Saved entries
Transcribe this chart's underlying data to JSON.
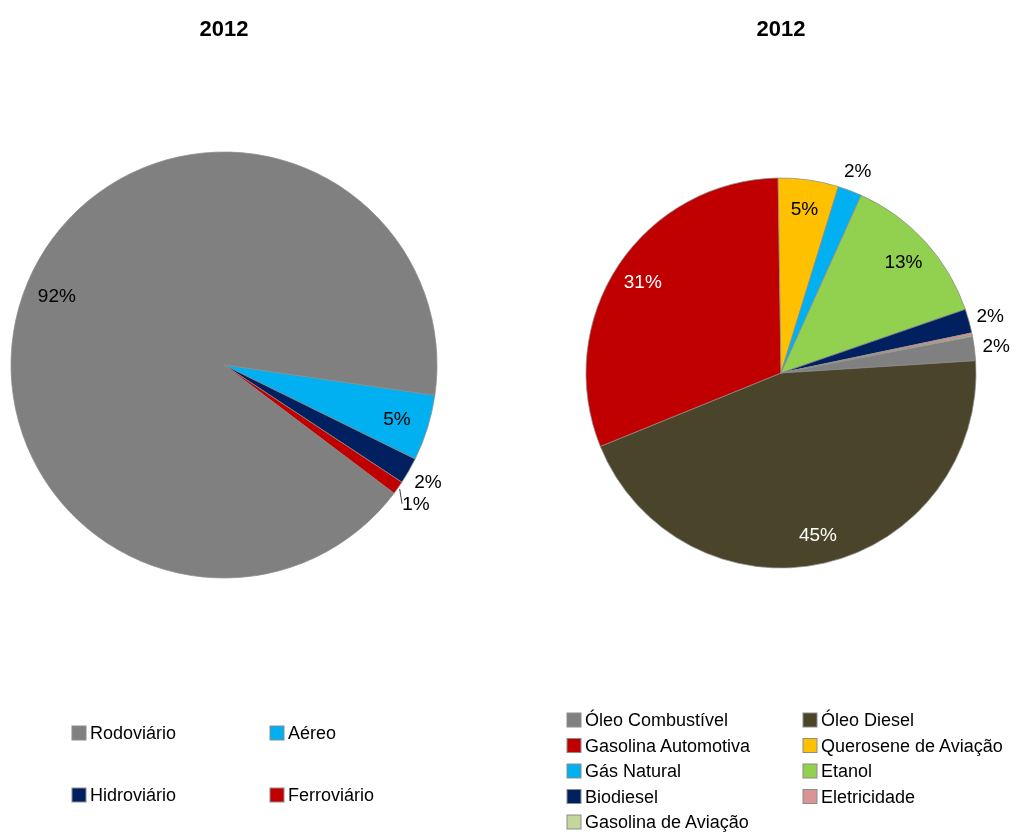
{
  "chart_data": [
    {
      "type": "pie",
      "title": "2012",
      "categories": [
        "Rodoviário",
        "Aéreo",
        "Hidroviário",
        "Ferroviário"
      ],
      "values": [
        92,
        5,
        2,
        1
      ],
      "colors": [
        "#808080",
        "#00b0f0",
        "#002060",
        "#c00000"
      ],
      "value_labels": [
        "92%",
        "5%",
        "2%",
        "1%"
      ],
      "legend": "bottom"
    },
    {
      "type": "pie",
      "title": "2012",
      "categories": [
        "Óleo Combustível",
        "Óleo Diesel",
        "Gasolina Automotiva",
        "Querosene de Aviação",
        "Gás Natural",
        "Etanol",
        "Biodiesel",
        "Eletricidade",
        "Gasolina de Aviação"
      ],
      "values": [
        2,
        45,
        31,
        5,
        2,
        13,
        2,
        0.2,
        0.1
      ],
      "colors": [
        "#808080",
        "#4a452a",
        "#c00000",
        "#ffc000",
        "#00b0f0",
        "#92d050",
        "#002060",
        "#d99594",
        "#c3d69b"
      ],
      "value_labels": [
        "2%",
        "45%",
        "31%",
        "5%",
        "2%",
        "13%",
        "2%",
        null,
        null
      ],
      "legend": "bottom"
    }
  ]
}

> [YOUR GOAL] Write the records above out again exactly, with no pictures in your copy.

> [EXERCISE ANSWER]
Transcribe this chart's underlying data to JSON.
{
  "chart_data": [
    {
      "type": "pie",
      "title": "2012",
      "categories": [
        "Rodoviário",
        "Aéreo",
        "Hidroviário",
        "Ferroviário"
      ],
      "values": [
        92,
        5,
        2,
        1
      ],
      "colors": [
        "#808080",
        "#00b0f0",
        "#002060",
        "#c00000"
      ],
      "value_labels": [
        "92%",
        "5%",
        "2%",
        "1%"
      ],
      "legend": "bottom"
    },
    {
      "type": "pie",
      "title": "2012",
      "categories": [
        "Óleo Combustível",
        "Óleo Diesel",
        "Gasolina Automotiva",
        "Querosene de Aviação",
        "Gás Natural",
        "Etanol",
        "Biodiesel",
        "Eletricidade",
        "Gasolina de Aviação"
      ],
      "values": [
        2,
        45,
        31,
        5,
        2,
        13,
        2,
        0.2,
        0.1
      ],
      "colors": [
        "#808080",
        "#4a452a",
        "#c00000",
        "#ffc000",
        "#00b0f0",
        "#92d050",
        "#002060",
        "#d99594",
        "#c3d69b"
      ],
      "value_labels": [
        "2%",
        "45%",
        "31%",
        "5%",
        "2%",
        "13%",
        "2%",
        null,
        null
      ],
      "legend": "bottom"
    }
  ]
}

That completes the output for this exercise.